#### [AIM OF THE EXERCISE]
In the listing below, identify each line with the word "this" and return those lines.

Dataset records
________________________

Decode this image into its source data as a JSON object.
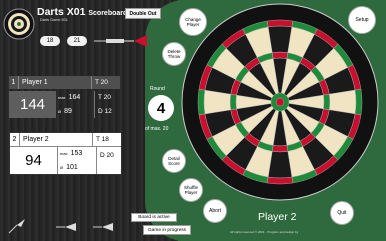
{
  "header": {
    "title_main": "Darts X01",
    "title_sub": "Scoreboard",
    "subtitle": "Darts Game 501",
    "double_out": "Double Out",
    "num_left": "18",
    "num_right": "21"
  },
  "player1": {
    "name": "Player 1",
    "number": "1",
    "score": "144",
    "max_label": "max",
    "max_value": "164",
    "avg_label": "Ø",
    "avg_value": "89",
    "tag1": "T 20",
    "tag2": "T 20",
    "tag3": "D 12"
  },
  "player2": {
    "name": "Player 2",
    "number": "2",
    "score": "94",
    "max_label": "max",
    "max_value": "153",
    "avg_label": "Ø",
    "avg_value": "101",
    "tag1": "T 18",
    "tag2": "D 20",
    "tag3": ""
  },
  "round": {
    "label": "Round",
    "value": "4",
    "max": "of max. 20"
  },
  "buttons": {
    "change_player": "Change Player",
    "delete_throw": "Delete Throw",
    "detail_score": "Detail Score",
    "shuffle_player": "Shuffle Player",
    "abort": "Abort",
    "setup": "Setup",
    "quit": "Quit"
  },
  "current_player": "Player 2",
  "footer": {
    "rights": "All rights reserved © 2021 · Program and design by",
    "board_active": "Board is active",
    "game_progress": "Game in progress"
  },
  "colors": {
    "green": "#2f6a3f",
    "board_red": "#c8102e",
    "board_green": "#1e8a3a",
    "board_cream": "#f1e4c3",
    "board_black": "#1a1a1a"
  },
  "icons": [
    "dartboard-logo-icon",
    "dart-icon"
  ]
}
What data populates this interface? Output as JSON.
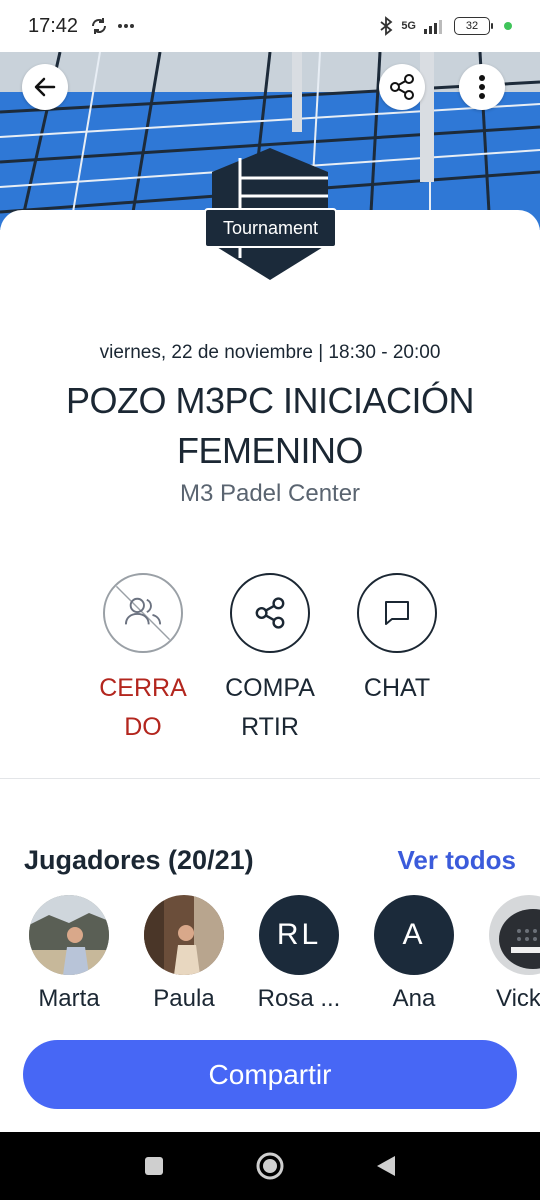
{
  "status_bar": {
    "time": "17:42",
    "network": "5G",
    "battery": "32"
  },
  "header": {
    "back_icon": "arrow-left-icon",
    "share_icon": "share-icon",
    "more_icon": "more-vertical-icon"
  },
  "event": {
    "badge": "Tournament",
    "date": "viernes, 22 de noviembre | 18:30 - 20:00",
    "title": "POZO M3PC INICIACIÓN FEMENINO",
    "venue": "M3 Padel Center"
  },
  "actions": [
    {
      "label": "CERRADO",
      "icon": "users-crossed-icon",
      "color": "#b3261e"
    },
    {
      "label": "COMPARTIR",
      "icon": "share-icon"
    },
    {
      "label": "CHAT",
      "icon": "chat-icon"
    }
  ],
  "players": {
    "title": "Jugadores (20/21)",
    "see_all": "Ver todos",
    "list": [
      {
        "name": "Marta",
        "avatar": "photo"
      },
      {
        "name": "Paula",
        "avatar": "photo"
      },
      {
        "name": "Rosa ...",
        "initials": "RL"
      },
      {
        "name": "Ana",
        "initials": "A"
      },
      {
        "name": "Vick",
        "avatar": "photo"
      }
    ]
  },
  "cta": {
    "label": "Compartir"
  },
  "colors": {
    "accent": "#4767f5",
    "link": "#3b5bdb",
    "dark": "#1b2a3a",
    "closed": "#b3261e"
  }
}
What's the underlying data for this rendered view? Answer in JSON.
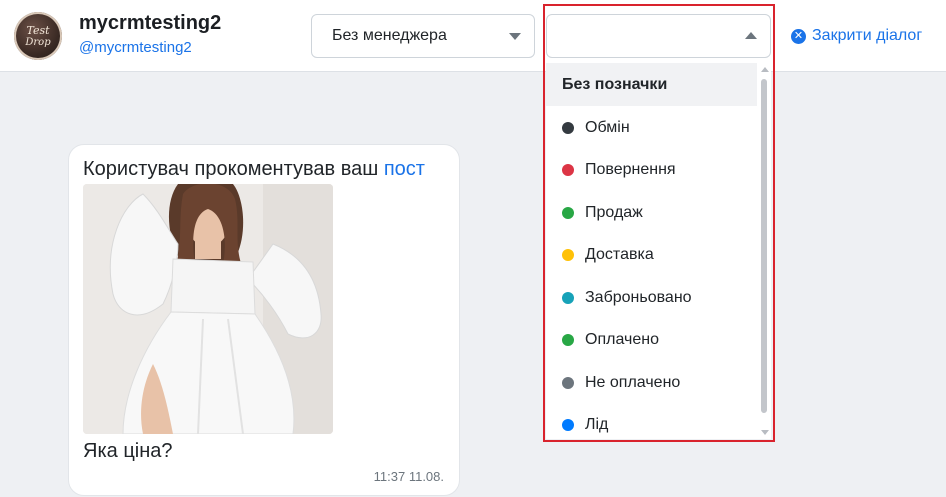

________________________

#### [EXERCISE RESULT]
Decode this image into its source data as a JSON object.
What data populates this interface? Output as JSON.
What's the underlying data for this rendered view? Answer in JSON.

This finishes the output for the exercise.